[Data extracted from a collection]
------------------------------------------------------------------------

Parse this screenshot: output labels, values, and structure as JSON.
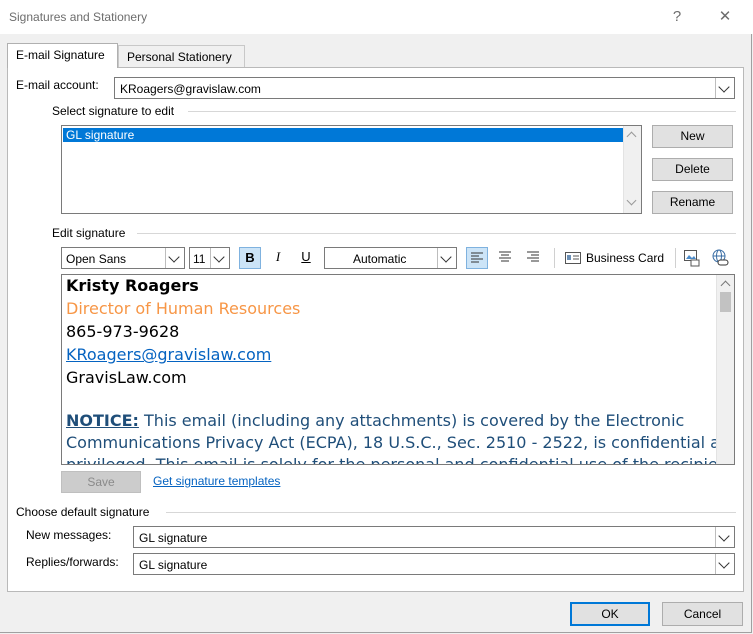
{
  "window": {
    "title": "Signatures and Stationery",
    "help_glyph": "?",
    "close_glyph": "✕"
  },
  "tabs": [
    {
      "label": "E-mail Signature",
      "active": true
    },
    {
      "label": "Personal Stationery",
      "active": false
    }
  ],
  "account": {
    "label": "E-mail account:",
    "value": "KRoagers@gravislaw.com"
  },
  "select_section": {
    "label": "Select signature to edit",
    "items": [
      "GL signature"
    ],
    "selected": "GL signature",
    "buttons": {
      "new": "New",
      "delete": "Delete",
      "rename": "Rename"
    }
  },
  "edit_section": {
    "label": "Edit signature",
    "font": "Open Sans",
    "size": "11",
    "bold": "B",
    "italic": "I",
    "underline": "U",
    "color": "Automatic",
    "business_card": "Business Card",
    "signature": {
      "name": "Kristy Roagers",
      "title": "Director of Human Resources",
      "phone": "865-973-9628",
      "email": "KRoagers@gravislaw.com",
      "website": "GravisLaw.com",
      "notice_label": "NOTICE:",
      "notice_line1": " This email (including any attachments) is covered by the Electronic",
      "notice_line2": "Communications Privacy Act (ECPA), 18 U.S.C., Sec. 2510 - 2522, is confidential and",
      "notice_line3": "privileged. This email is solely for the personal and confidential use of the recipient(s)"
    },
    "title_color": "#f79646",
    "notice_color": "#1f4e79",
    "save_label": "Save",
    "templates_link": "Get signature templates"
  },
  "default_section": {
    "label": "Choose default signature",
    "new_messages_label": "New messages:",
    "new_messages_value": "GL signature",
    "replies_label": "Replies/forwards:",
    "replies_value": "GL signature"
  },
  "footer": {
    "ok": "OK",
    "cancel": "Cancel"
  },
  "colors": {
    "accent": "#0078d7",
    "selection": "#0078d7"
  }
}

------------------------------------------------------------------------

What you should do: Every line containing the string "confidential" must be listed.

Complete answer:
      "notice_line2": "Communications Privacy Act (ECPA), 18 U.S.C., Sec. 2510 - 2522, is confidential and",
      "notice_line3": "privileged. This email is solely for the personal and confidential use of the recipient(s)"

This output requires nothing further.